WHAT THE TASK REQUIRES: Repeat the whole listing below, word for word.

···

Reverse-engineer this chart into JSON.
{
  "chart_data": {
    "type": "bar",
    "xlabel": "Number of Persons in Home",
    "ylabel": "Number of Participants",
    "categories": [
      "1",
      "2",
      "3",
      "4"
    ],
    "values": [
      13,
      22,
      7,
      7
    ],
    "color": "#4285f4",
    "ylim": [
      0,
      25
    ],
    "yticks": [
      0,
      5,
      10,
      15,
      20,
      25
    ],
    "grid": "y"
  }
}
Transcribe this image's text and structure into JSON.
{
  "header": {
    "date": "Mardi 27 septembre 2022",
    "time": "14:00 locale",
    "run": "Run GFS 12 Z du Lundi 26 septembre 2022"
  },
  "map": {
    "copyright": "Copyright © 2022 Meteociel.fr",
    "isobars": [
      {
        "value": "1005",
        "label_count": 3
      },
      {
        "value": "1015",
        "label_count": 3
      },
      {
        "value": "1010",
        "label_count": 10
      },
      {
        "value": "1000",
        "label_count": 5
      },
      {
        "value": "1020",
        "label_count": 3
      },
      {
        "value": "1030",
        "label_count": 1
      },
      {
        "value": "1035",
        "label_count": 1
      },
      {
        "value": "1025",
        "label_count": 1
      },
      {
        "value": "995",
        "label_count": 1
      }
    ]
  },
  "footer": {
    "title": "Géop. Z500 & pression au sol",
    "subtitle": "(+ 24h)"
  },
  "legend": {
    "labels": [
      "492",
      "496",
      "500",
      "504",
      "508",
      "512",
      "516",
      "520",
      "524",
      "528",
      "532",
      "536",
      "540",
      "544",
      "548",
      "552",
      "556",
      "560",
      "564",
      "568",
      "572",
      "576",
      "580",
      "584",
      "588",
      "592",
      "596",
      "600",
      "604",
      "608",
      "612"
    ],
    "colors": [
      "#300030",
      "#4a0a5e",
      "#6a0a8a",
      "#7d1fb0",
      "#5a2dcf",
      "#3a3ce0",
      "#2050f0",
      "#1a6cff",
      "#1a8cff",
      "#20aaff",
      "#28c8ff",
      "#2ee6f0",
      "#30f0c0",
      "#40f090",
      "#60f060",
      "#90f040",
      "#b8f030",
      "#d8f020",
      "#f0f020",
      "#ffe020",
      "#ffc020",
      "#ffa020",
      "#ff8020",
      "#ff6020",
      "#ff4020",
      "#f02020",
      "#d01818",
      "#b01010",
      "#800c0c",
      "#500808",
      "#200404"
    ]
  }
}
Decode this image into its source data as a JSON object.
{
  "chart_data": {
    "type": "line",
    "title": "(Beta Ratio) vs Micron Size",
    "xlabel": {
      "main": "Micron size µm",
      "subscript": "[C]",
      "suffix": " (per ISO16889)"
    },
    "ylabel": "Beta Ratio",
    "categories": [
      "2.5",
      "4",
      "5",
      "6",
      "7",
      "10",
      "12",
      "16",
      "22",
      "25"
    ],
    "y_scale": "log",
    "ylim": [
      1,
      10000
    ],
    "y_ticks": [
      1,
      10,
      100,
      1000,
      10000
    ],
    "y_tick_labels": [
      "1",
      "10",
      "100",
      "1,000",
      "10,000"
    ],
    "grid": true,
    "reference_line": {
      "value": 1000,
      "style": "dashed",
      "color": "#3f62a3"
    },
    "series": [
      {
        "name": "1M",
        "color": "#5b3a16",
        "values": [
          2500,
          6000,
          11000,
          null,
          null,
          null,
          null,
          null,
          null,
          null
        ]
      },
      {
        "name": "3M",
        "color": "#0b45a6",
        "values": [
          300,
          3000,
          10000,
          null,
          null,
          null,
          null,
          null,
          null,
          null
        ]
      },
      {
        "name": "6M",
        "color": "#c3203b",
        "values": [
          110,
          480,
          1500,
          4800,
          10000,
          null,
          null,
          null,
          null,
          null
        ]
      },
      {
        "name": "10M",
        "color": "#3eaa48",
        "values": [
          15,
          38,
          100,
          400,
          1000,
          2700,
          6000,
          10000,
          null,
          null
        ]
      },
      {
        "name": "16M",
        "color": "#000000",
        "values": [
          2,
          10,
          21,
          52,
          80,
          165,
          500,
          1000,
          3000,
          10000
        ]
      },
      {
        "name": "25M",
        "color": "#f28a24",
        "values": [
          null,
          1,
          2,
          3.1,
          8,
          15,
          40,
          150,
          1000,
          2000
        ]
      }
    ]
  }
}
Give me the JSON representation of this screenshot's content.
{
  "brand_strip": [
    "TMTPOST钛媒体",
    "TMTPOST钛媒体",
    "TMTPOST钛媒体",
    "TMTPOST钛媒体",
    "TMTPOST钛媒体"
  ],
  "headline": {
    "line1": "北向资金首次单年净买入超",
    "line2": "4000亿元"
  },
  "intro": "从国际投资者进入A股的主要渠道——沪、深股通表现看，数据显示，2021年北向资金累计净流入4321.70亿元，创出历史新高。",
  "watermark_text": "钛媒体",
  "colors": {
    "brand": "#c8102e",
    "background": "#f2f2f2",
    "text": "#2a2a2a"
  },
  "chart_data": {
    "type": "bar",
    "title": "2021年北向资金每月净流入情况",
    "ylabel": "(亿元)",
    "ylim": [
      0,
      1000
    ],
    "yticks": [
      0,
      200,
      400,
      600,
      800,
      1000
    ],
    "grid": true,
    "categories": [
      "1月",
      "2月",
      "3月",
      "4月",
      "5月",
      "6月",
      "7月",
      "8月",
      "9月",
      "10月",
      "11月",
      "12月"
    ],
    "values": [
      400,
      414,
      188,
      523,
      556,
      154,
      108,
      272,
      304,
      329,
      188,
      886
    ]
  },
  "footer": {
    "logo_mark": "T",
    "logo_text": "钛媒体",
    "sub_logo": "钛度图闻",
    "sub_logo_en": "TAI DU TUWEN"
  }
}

···

SOLUTION TO THE PROBLEM:
Reverse-engineer this chart into JSON.
{
  "chart_data": {
    "type": "bar",
    "xlabel": "Number of Persons in Home",
    "ylabel": "Number of Participants",
    "categories": [
      "1",
      "2",
      "3",
      "4"
    ],
    "values": [
      13,
      22,
      7,
      7
    ],
    "color": "#4285f4",
    "ylim": [
      0,
      25
    ],
    "yticks": [
      0,
      5,
      10,
      15,
      20,
      25
    ],
    "grid": "y"
  }
}
Transcribe this image's text and structure into JSON.
{
  "header": {
    "date": "Mardi 27 septembre 2022",
    "time": "14:00 locale",
    "run": "Run GFS 12 Z du Lundi 26 septembre 2022"
  },
  "map": {
    "copyright": "Copyright © 2022 Meteociel.fr",
    "isobars": [
      {
        "value": "1005",
        "label_count": 3
      },
      {
        "value": "1015",
        "label_count": 3
      },
      {
        "value": "1010",
        "label_count": 10
      },
      {
        "value": "1000",
        "label_count": 5
      },
      {
        "value": "1020",
        "label_count": 3
      },
      {
        "value": "1030",
        "label_count": 1
      },
      {
        "value": "1035",
        "label_count": 1
      },
      {
        "value": "1025",
        "label_count": 1
      },
      {
        "value": "995",
        "label_count": 1
      }
    ]
  },
  "footer": {
    "title": "Géop. Z500 & pression au sol",
    "subtitle": "(+ 24h)"
  },
  "legend": {
    "labels": [
      "492",
      "496",
      "500",
      "504",
      "508",
      "512",
      "516",
      "520",
      "524",
      "528",
      "532",
      "536",
      "540",
      "544",
      "548",
      "552",
      "556",
      "560",
      "564",
      "568",
      "572",
      "576",
      "580",
      "584",
      "588",
      "592",
      "596",
      "600",
      "604",
      "608",
      "612"
    ],
    "colors": [
      "#300030",
      "#4a0a5e",
      "#6a0a8a",
      "#7d1fb0",
      "#5a2dcf",
      "#3a3ce0",
      "#2050f0",
      "#1a6cff",
      "#1a8cff",
      "#20aaff",
      "#28c8ff",
      "#2ee6f0",
      "#30f0c0",
      "#40f090",
      "#60f060",
      "#90f040",
      "#b8f030",
      "#d8f020",
      "#f0f020",
      "#ffe020",
      "#ffc020",
      "#ffa020",
      "#ff8020",
      "#ff6020",
      "#ff4020",
      "#f02020",
      "#d01818",
      "#b01010",
      "#800c0c",
      "#500808",
      "#200404"
    ]
  }
}
Decode this image into its source data as a JSON object.
{
  "chart_data": {
    "type": "line",
    "title": "(Beta Ratio) vs Micron Size",
    "xlabel": {
      "main": "Micron size µm",
      "subscript": "[C]",
      "suffix": " (per ISO16889)"
    },
    "ylabel": "Beta Ratio",
    "categories": [
      "2.5",
      "4",
      "5",
      "6",
      "7",
      "10",
      "12",
      "16",
      "22",
      "25"
    ],
    "y_scale": "log",
    "ylim": [
      1,
      10000
    ],
    "y_ticks": [
      1,
      10,
      100,
      1000,
      10000
    ],
    "y_tick_labels": [
      "1",
      "10",
      "100",
      "1,000",
      "10,000"
    ],
    "grid": true,
    "reference_line": {
      "value": 1000,
      "style": "dashed",
      "color": "#3f62a3"
    },
    "series": [
      {
        "name": "1M",
        "color": "#5b3a16",
        "values": [
          2500,
          6000,
          11000,
          null,
          null,
          null,
          null,
          null,
          null,
          null
        ]
      },
      {
        "name": "3M",
        "color": "#0b45a6",
        "values": [
          300,
          3000,
          10000,
          null,
          null,
          null,
          null,
          null,
          null,
          null
        ]
      },
      {
        "name": "6M",
        "color": "#c3203b",
        "values": [
          110,
          480,
          1500,
          4800,
          10000,
          null,
          null,
          null,
          null,
          null
        ]
      },
      {
        "name": "10M",
        "color": "#3eaa48",
        "values": [
          15,
          38,
          100,
          400,
          1000,
          2700,
          6000,
          10000,
          null,
          null
        ]
      },
      {
        "name": "16M",
        "color": "#000000",
        "values": [
          2,
          10,
          21,
          52,
          80,
          165,
          500,
          1000,
          3000,
          10000
        ]
      },
      {
        "name": "25M",
        "color": "#f28a24",
        "values": [
          null,
          1,
          2,
          3.1,
          8,
          15,
          40,
          150,
          1000,
          2000
        ]
      }
    ]
  }
}
Give me the JSON representation of this screenshot's content.
{
  "brand_strip": [
    "TMTPOST钛媒体",
    "TMTPOST钛媒体",
    "TMTPOST钛媒体",
    "TMTPOST钛媒体",
    "TMTPOST钛媒体"
  ],
  "headline": {
    "line1": "北向资金首次单年净买入超",
    "line2": "4000亿元"
  },
  "intro": "从国际投资者进入A股的主要渠道——沪、深股通表现看，数据显示，2021年北向资金累计净流入4321.70亿元，创出历史新高。",
  "watermark_text": "钛媒体",
  "colors": {
    "brand": "#c8102e",
    "background": "#f2f2f2",
    "text": "#2a2a2a"
  },
  "chart_data": {
    "type": "bar",
    "title": "2021年北向资金每月净流入情况",
    "ylabel": "(亿元)",
    "ylim": [
      0,
      1000
    ],
    "yticks": [
      0,
      200,
      400,
      600,
      800,
      1000
    ],
    "grid": true,
    "categories": [
      "1月",
      "2月",
      "3月",
      "4月",
      "5月",
      "6月",
      "7月",
      "8月",
      "9月",
      "10月",
      "11月",
      "12月"
    ],
    "values": [
      400,
      414,
      188,
      523,
      556,
      154,
      108,
      272,
      304,
      329,
      188,
      886
    ]
  },
  "footer": {
    "logo_mark": "T",
    "logo_text": "钛媒体",
    "sub_logo": "钛度图闻",
    "sub_logo_en": "TAI DU TUWEN"
  }
}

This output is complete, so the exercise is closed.